State how many lines of the entries include the string "Under", please, leaving out everything but the number.

--- start Supplied data ---

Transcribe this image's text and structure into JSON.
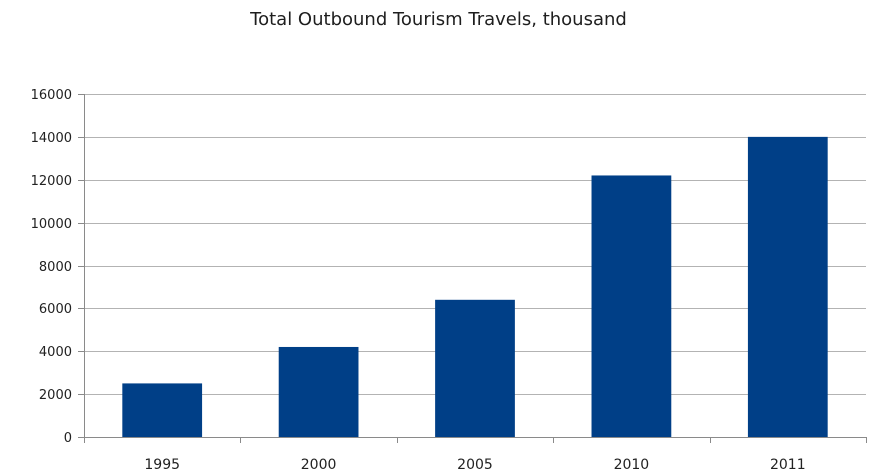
{
  "chart_data": {
    "type": "bar",
    "title": "Total Outbound Tourism Travels, thousand",
    "xlabel": "",
    "ylabel": "",
    "categories": [
      "1995",
      "2000",
      "2005",
      "2010",
      "2011"
    ],
    "values": [
      2500,
      4200,
      6400,
      12200,
      14000
    ],
    "ylim": [
      0,
      16000
    ],
    "yticks": [
      0,
      2000,
      4000,
      6000,
      8000,
      10000,
      12000,
      14000,
      16000
    ],
    "grid": true,
    "legend": "none",
    "bar_color": "#003f87",
    "grid_color": "#b3b3b3"
  }
}
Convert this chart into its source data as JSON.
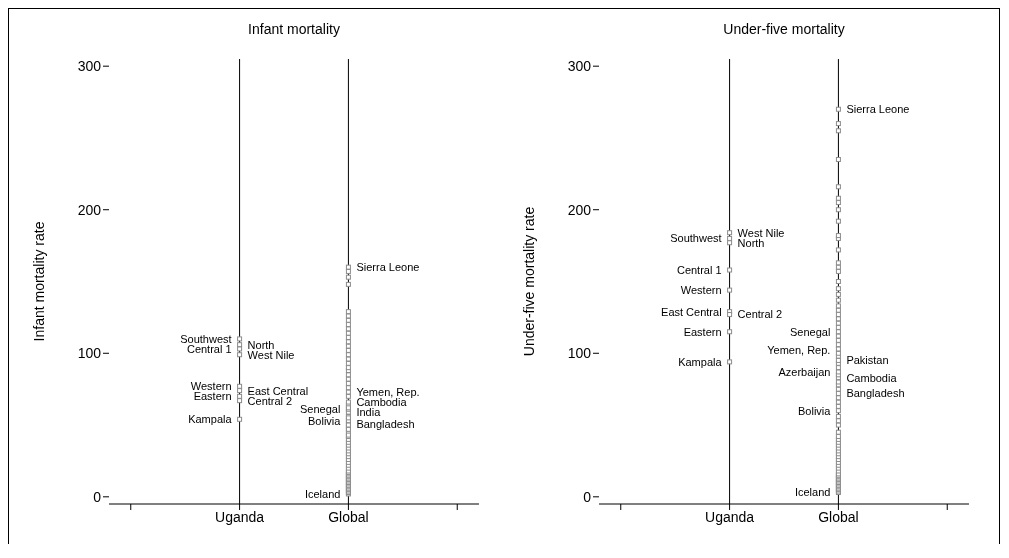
{
  "chart_data": [
    {
      "type": "scatter",
      "title": "Infant mortality",
      "ylabel": "Infant mortality rate",
      "categories": [
        "Uganda",
        "Global"
      ],
      "ylim": [
        -5,
        305
      ],
      "yticks": [
        0,
        100,
        200,
        300
      ],
      "grid": "x",
      "marker": "square",
      "series": [
        {
          "x": [
            "Uganda",
            "Uganda",
            "Uganda",
            "Uganda",
            "Uganda",
            "Uganda",
            "Uganda",
            "Uganda",
            "Uganda"
          ],
          "values": [
            110,
            106,
            103,
            99,
            77,
            74,
            70,
            67,
            54
          ],
          "color": "#8c8c8c"
        },
        {
          "x": [
            "Global",
            "Global",
            "Global",
            "Global",
            "Global",
            "Global",
            "Global",
            "Global",
            "Global",
            "Global",
            "Global",
            "Global",
            "Global",
            "Global",
            "Global",
            "Global",
            "Global",
            "Global",
            "Global",
            "Global",
            "Global",
            "Global",
            "Global",
            "Global",
            "Global",
            "Global",
            "Global",
            "Global",
            "Global",
            "Global",
            "Global",
            "Global",
            "Global",
            "Global",
            "Global",
            "Global",
            "Global",
            "Global",
            "Global",
            "Global",
            "Global",
            "Global",
            "Global",
            "Global",
            "Global",
            "Global",
            "Global",
            "Global",
            "Global",
            "Global",
            "Global",
            "Global",
            "Global",
            "Global",
            "Global",
            "Global",
            "Global",
            "Global",
            "Global",
            "Global",
            "Global",
            "Global",
            "Global",
            "Global",
            "Global",
            "Global",
            "Global",
            "Global"
          ],
          "values": [
            2,
            3,
            4,
            5,
            6,
            7,
            8,
            9,
            10,
            11,
            12,
            13,
            14,
            15,
            16,
            17,
            18,
            20,
            22,
            24,
            26,
            28,
            30,
            32,
            34,
            36,
            38,
            40,
            42,
            45,
            48,
            51,
            53,
            56,
            59,
            61,
            64,
            66,
            70,
            73,
            76,
            79,
            82,
            85,
            88,
            90,
            93,
            96,
            99,
            102,
            105,
            108,
            111,
            114,
            117,
            120,
            123,
            126,
            129,
            148,
            153,
            157,
            160,
            43,
            47,
            50,
            55,
            62
          ],
          "color": "#8c8c8c"
        }
      ],
      "annotations": [
        {
          "text": "Southwest",
          "x": "Uganda",
          "y": 110
        },
        {
          "text": "North",
          "x": "Uganda",
          "y": 106
        },
        {
          "text": "Central 1",
          "x": "Uganda",
          "y": 103
        },
        {
          "text": "West Nile",
          "x": "Uganda",
          "y": 99
        },
        {
          "text": "Western",
          "x": "Uganda",
          "y": 77
        },
        {
          "text": "East Central",
          "x": "Uganda",
          "y": 74
        },
        {
          "text": "Eastern",
          "x": "Uganda",
          "y": 70
        },
        {
          "text": "Central 2",
          "x": "Uganda",
          "y": 67
        },
        {
          "text": "Kampala",
          "x": "Uganda",
          "y": 54
        },
        {
          "text": "Sierra Leone",
          "x": "Global",
          "y": 160
        },
        {
          "text": "Yemen, Rep.",
          "x": "Global",
          "y": 73
        },
        {
          "text": "Cambodia",
          "x": "Global",
          "y": 66
        },
        {
          "text": "Senegal",
          "x": "Global",
          "y": 61
        },
        {
          "text": "India",
          "x": "Global",
          "y": 59
        },
        {
          "text": "Bolivia",
          "x": "Global",
          "y": 53
        },
        {
          "text": "Bangladesh",
          "x": "Global",
          "y": 51
        },
        {
          "text": "Iceland",
          "x": "Global",
          "y": 2
        }
      ]
    },
    {
      "type": "scatter",
      "title": "Under-five mortality",
      "ylabel": "Under-five mortality rate",
      "categories": [
        "Uganda",
        "Global"
      ],
      "ylim": [
        -5,
        305
      ],
      "yticks": [
        0,
        100,
        200,
        300
      ],
      "grid": "x",
      "marker": "square",
      "series": [
        {
          "x": [
            "Uganda",
            "Uganda",
            "Uganda",
            "Uganda",
            "Uganda",
            "Uganda",
            "Uganda",
            "Uganda",
            "Uganda"
          ],
          "values": [
            184,
            180,
            177,
            158,
            144,
            129,
            127,
            115,
            94
          ],
          "color": "#8c8c8c"
        },
        {
          "x": [
            "Global",
            "Global",
            "Global",
            "Global",
            "Global",
            "Global",
            "Global",
            "Global",
            "Global",
            "Global",
            "Global",
            "Global",
            "Global",
            "Global",
            "Global",
            "Global",
            "Global",
            "Global",
            "Global",
            "Global",
            "Global",
            "Global",
            "Global",
            "Global",
            "Global",
            "Global",
            "Global",
            "Global",
            "Global",
            "Global",
            "Global",
            "Global",
            "Global",
            "Global",
            "Global",
            "Global",
            "Global",
            "Global",
            "Global",
            "Global",
            "Global",
            "Global",
            "Global",
            "Global",
            "Global",
            "Global",
            "Global",
            "Global",
            "Global",
            "Global",
            "Global",
            "Global",
            "Global",
            "Global",
            "Global",
            "Global",
            "Global",
            "Global",
            "Global",
            "Global",
            "Global",
            "Global",
            "Global",
            "Global",
            "Global",
            "Global",
            "Global",
            "Global",
            "Global",
            "Global",
            "Global",
            "Global",
            "Global",
            "Global",
            "Global"
          ],
          "values": [
            3,
            4,
            5,
            6,
            7,
            8,
            9,
            10,
            11,
            12,
            13,
            14,
            15,
            16,
            18,
            20,
            22,
            24,
            26,
            28,
            30,
            32,
            34,
            36,
            38,
            40,
            42,
            45,
            50,
            53,
            56,
            60,
            63,
            66,
            69,
            72,
            75,
            78,
            80,
            83,
            85,
            87,
            90,
            93,
            95,
            98,
            100,
            103,
            106,
            109,
            112,
            115,
            118,
            121,
            124,
            127,
            130,
            133,
            137,
            141,
            145,
            150,
            157,
            160,
            163,
            172,
            180,
            182,
            192,
            200,
            205,
            208,
            216,
            235,
            255
          ],
          "color": "#8c8c8c"
        },
        {
          "x": [
            "Global",
            "Global"
          ],
          "values": [
            260,
            270
          ],
          "color": "#8c8c8c"
        }
      ],
      "annotations": [
        {
          "text": "West Nile",
          "x": "Uganda",
          "y": 184
        },
        {
          "text": "Southwest",
          "x": "Uganda",
          "y": 180
        },
        {
          "text": "North",
          "x": "Uganda",
          "y": 177
        },
        {
          "text": "Central 1",
          "x": "Uganda",
          "y": 158
        },
        {
          "text": "Western",
          "x": "Uganda",
          "y": 144
        },
        {
          "text": "East Central",
          "x": "Uganda",
          "y": 129
        },
        {
          "text": "Central 2",
          "x": "Uganda",
          "y": 127
        },
        {
          "text": "Eastern",
          "x": "Uganda",
          "y": 115
        },
        {
          "text": "Kampala",
          "x": "Uganda",
          "y": 94
        },
        {
          "text": "Sierra Leone",
          "x": "Global",
          "y": 270
        },
        {
          "text": "Senegal",
          "x": "Global",
          "y": 115
        },
        {
          "text": "Yemen, Rep.",
          "x": "Global",
          "y": 102
        },
        {
          "text": "Pakistan",
          "x": "Global",
          "y": 95
        },
        {
          "text": "Azerbaijan",
          "x": "Global",
          "y": 87
        },
        {
          "text": "Cambodia",
          "x": "Global",
          "y": 83
        },
        {
          "text": "Bangladesh",
          "x": "Global",
          "y": 72
        },
        {
          "text": "Bolivia",
          "x": "Global",
          "y": 60
        },
        {
          "text": "Iceland",
          "x": "Global",
          "y": 3
        }
      ]
    }
  ]
}
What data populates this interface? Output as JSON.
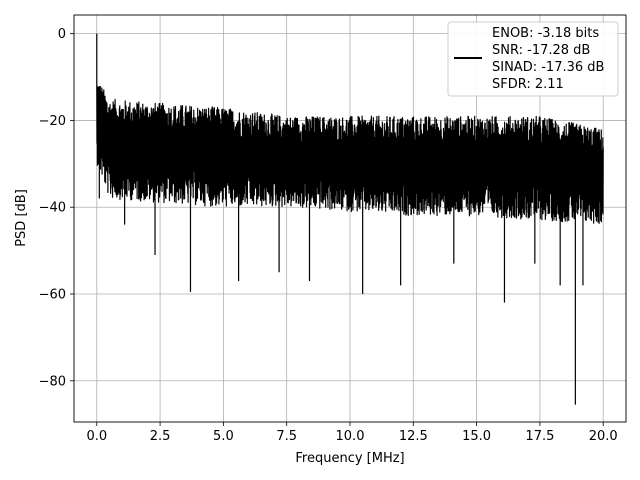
{
  "chart_data": {
    "type": "line",
    "xlabel": "Frequency [MHz]",
    "ylabel": "PSD [dB]",
    "xlim": [
      -0.9,
      20.9
    ],
    "ylim": [
      -89.5,
      4.3
    ],
    "x_ticks": [
      0.0,
      2.5,
      5.0,
      7.5,
      10.0,
      12.5,
      15.0,
      17.5,
      20.0
    ],
    "x_tick_labels": [
      "0.0",
      "2.5",
      "5.0",
      "7.5",
      "10.0",
      "12.5",
      "15.0",
      "17.5",
      "20.0"
    ],
    "y_ticks": [
      0,
      -20,
      -40,
      -60,
      -80
    ],
    "y_tick_labels": [
      "0",
      "−20",
      "−40",
      "−60",
      "−80"
    ],
    "grid": true,
    "legend_position": "top-right",
    "legend": [
      "ENOB: -3.18 bits",
      "SNR: -17.28 dB",
      "SINAD: -17.36 dB",
      "SFDR: 2.11"
    ],
    "series": [
      {
        "color": "#000000",
        "x_range": [
          0.0,
          20.0
        ],
        "peak": {
          "x": 0.0,
          "y": 0.0
        },
        "noise_band_top": [
          [
            0.0,
            -10
          ],
          [
            0.5,
            -15
          ],
          [
            2.5,
            -16
          ],
          [
            5.0,
            -17
          ],
          [
            7.5,
            -19
          ],
          [
            10.0,
            -19
          ],
          [
            12.5,
            -19
          ],
          [
            15.0,
            -19
          ],
          [
            17.5,
            -19
          ],
          [
            20.0,
            -22
          ]
        ],
        "noise_band_bottom": [
          [
            0.0,
            -30
          ],
          [
            0.5,
            -38
          ],
          [
            2.5,
            -39
          ],
          [
            5.0,
            -40
          ],
          [
            7.5,
            -40
          ],
          [
            10.0,
            -41
          ],
          [
            12.5,
            -42
          ],
          [
            15.0,
            -42
          ],
          [
            17.5,
            -43
          ],
          [
            20.0,
            -44
          ]
        ],
        "deep_notches": [
          [
            0.1,
            -38
          ],
          [
            1.1,
            -44
          ],
          [
            2.3,
            -51
          ],
          [
            3.7,
            -59.5
          ],
          [
            5.6,
            -57
          ],
          [
            7.2,
            -55
          ],
          [
            8.4,
            -57
          ],
          [
            10.5,
            -60
          ],
          [
            12.0,
            -58
          ],
          [
            14.1,
            -53
          ],
          [
            16.1,
            -62
          ],
          [
            17.3,
            -53
          ],
          [
            18.3,
            -58
          ],
          [
            18.9,
            -85.5
          ],
          [
            19.2,
            -58
          ]
        ]
      }
    ]
  }
}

--- end Supplied data ---

=== Answer to this problem ===
2